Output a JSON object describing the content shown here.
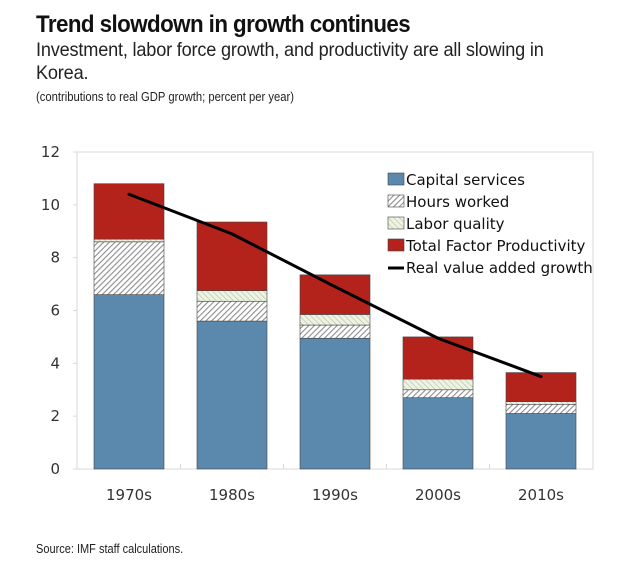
{
  "header": {
    "title": "Trend slowdown in growth continues",
    "subtitle": "Investment, labor force growth, and productivity are all slowing in Korea.",
    "note": "(contributions to real GDP growth; percent per year)"
  },
  "footer": {
    "source": "Source: IMF staff calculations."
  },
  "colors": {
    "capital": "#5b88ad",
    "tfp": "#b3231b",
    "hours_bg": "#ffffff",
    "hours_line": "#8c8c8c",
    "labor_bg": "#eef3e4",
    "labor_line": "#b8c7a8",
    "line": "#000000",
    "frame": "#d9d9d9",
    "bar_outline": "#444444"
  },
  "chart_data": {
    "type": "bar",
    "stacked": true,
    "title": "Trend slowdown in growth continues",
    "subtitle": "Investment, labor force growth, and productivity are all slowing in Korea.",
    "xlabel": "",
    "ylabel": "contributions to real GDP growth; percent per year",
    "categories": [
      "1970s",
      "1980s",
      "1990s",
      "2000s",
      "2010s"
    ],
    "ylim": [
      0,
      12
    ],
    "yticks": [
      0,
      2,
      4,
      6,
      8,
      10,
      12
    ],
    "grid": false,
    "legend_position": "top-right",
    "series": [
      {
        "name": "Capital services",
        "type": "bar",
        "key": "capital",
        "values": [
          6.6,
          5.6,
          4.95,
          2.7,
          2.1
        ]
      },
      {
        "name": "Hours worked",
        "type": "bar",
        "key": "hours",
        "values": [
          2.0,
          0.75,
          0.5,
          0.3,
          0.35
        ]
      },
      {
        "name": "Labor quality",
        "type": "bar",
        "key": "labor",
        "values": [
          0.1,
          0.4,
          0.4,
          0.4,
          0.1
        ]
      },
      {
        "name": "Total Factor Productivity",
        "type": "bar",
        "key": "tfp",
        "values": [
          2.1,
          2.6,
          1.5,
          1.6,
          1.1
        ]
      },
      {
        "name": "Real value added growth",
        "type": "line",
        "key": "line",
        "values": [
          10.4,
          8.9,
          6.9,
          4.95,
          3.5
        ]
      }
    ]
  }
}
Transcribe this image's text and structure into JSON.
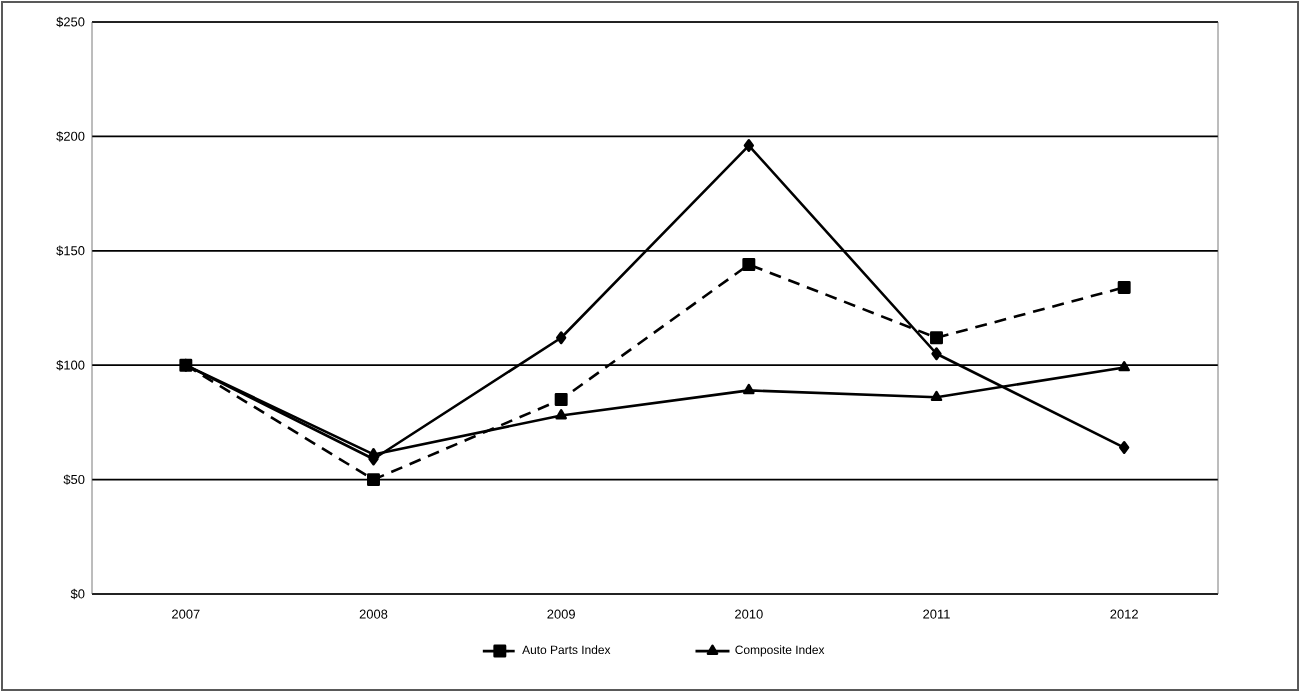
{
  "chart_data": {
    "type": "line",
    "categories": [
      "2007",
      "2008",
      "2009",
      "2010",
      "2011",
      "2012"
    ],
    "series": [
      {
        "color": "#000000",
        "marker": "diamond",
        "line_style": "solid",
        "values": [
          100,
          59,
          112,
          196,
          105,
          64
        ]
      },
      {
        "name": "Auto Parts Index",
        "color": "#000000",
        "marker": "square",
        "line_style": "dashed",
        "values": [
          100,
          50,
          85,
          144,
          112,
          134
        ]
      },
      {
        "name": "Composite Index",
        "color": "#000000",
        "marker": "triangle",
        "line_style": "solid",
        "values": [
          100,
          61,
          78,
          89,
          86,
          99
        ]
      }
    ],
    "ylim": [
      0,
      250
    ],
    "yticks": [
      {
        "value": 0,
        "label": "$0"
      },
      {
        "value": 50,
        "label": "$50"
      },
      {
        "value": 100,
        "label": "$100"
      },
      {
        "value": 150,
        "label": "$150"
      },
      {
        "value": 200,
        "label": "$200"
      },
      {
        "value": 250,
        "label": "$250"
      }
    ],
    "grid": "y",
    "legend": "bottom"
  }
}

▸ **YOUR TASK**: All entries are to be retyped exactly. Omit any embedded images.

▸ **COMPLETED EXERCISE**:
Output a JSON object describing the content shown here.
{
  "header": {
    "title": "Trend slowdown in growth continues",
    "subtitle": "Investment, labor force growth, and productivity are all slowing in Korea.",
    "note": "(contributions to real GDP growth; percent per year)"
  },
  "footer": {
    "source": "Source: IMF staff calculations."
  },
  "colors": {
    "capital": "#5b88ad",
    "tfp": "#b3231b",
    "hours_bg": "#ffffff",
    "hours_line": "#8c8c8c",
    "labor_bg": "#eef3e4",
    "labor_line": "#b8c7a8",
    "line": "#000000",
    "frame": "#d9d9d9",
    "bar_outline": "#444444"
  },
  "chart_data": {
    "type": "bar",
    "stacked": true,
    "title": "Trend slowdown in growth continues",
    "subtitle": "Investment, labor force growth, and productivity are all slowing in Korea.",
    "xlabel": "",
    "ylabel": "contributions to real GDP growth; percent per year",
    "categories": [
      "1970s",
      "1980s",
      "1990s",
      "2000s",
      "2010s"
    ],
    "ylim": [
      0,
      12
    ],
    "yticks": [
      0,
      2,
      4,
      6,
      8,
      10,
      12
    ],
    "grid": false,
    "legend_position": "top-right",
    "series": [
      {
        "name": "Capital services",
        "type": "bar",
        "key": "capital",
        "values": [
          6.6,
          5.6,
          4.95,
          2.7,
          2.1
        ]
      },
      {
        "name": "Hours worked",
        "type": "bar",
        "key": "hours",
        "values": [
          2.0,
          0.75,
          0.5,
          0.3,
          0.35
        ]
      },
      {
        "name": "Labor quality",
        "type": "bar",
        "key": "labor",
        "values": [
          0.1,
          0.4,
          0.4,
          0.4,
          0.1
        ]
      },
      {
        "name": "Total Factor Productivity",
        "type": "bar",
        "key": "tfp",
        "values": [
          2.1,
          2.6,
          1.5,
          1.6,
          1.1
        ]
      },
      {
        "name": "Real value added growth",
        "type": "line",
        "key": "line",
        "values": [
          10.4,
          8.9,
          6.9,
          4.95,
          3.5
        ]
      }
    ]
  }
}
Transcribe this image's text and structure into JSON.
{
  "chart_data": {
    "type": "line",
    "categories": [
      "2007",
      "2008",
      "2009",
      "2010",
      "2011",
      "2012"
    ],
    "series": [
      {
        "color": "#000000",
        "marker": "diamond",
        "line_style": "solid",
        "values": [
          100,
          59,
          112,
          196,
          105,
          64
        ]
      },
      {
        "name": "Auto Parts Index",
        "color": "#000000",
        "marker": "square",
        "line_style": "dashed",
        "values": [
          100,
          50,
          85,
          144,
          112,
          134
        ]
      },
      {
        "name": "Composite Index",
        "color": "#000000",
        "marker": "triangle",
        "line_style": "solid",
        "values": [
          100,
          61,
          78,
          89,
          86,
          99
        ]
      }
    ],
    "ylim": [
      0,
      250
    ],
    "yticks": [
      {
        "value": 0,
        "label": "$0"
      },
      {
        "value": 50,
        "label": "$50"
      },
      {
        "value": 100,
        "label": "$100"
      },
      {
        "value": 150,
        "label": "$150"
      },
      {
        "value": 200,
        "label": "$200"
      },
      {
        "value": 250,
        "label": "$250"
      }
    ],
    "grid": "y",
    "legend": "bottom"
  }
}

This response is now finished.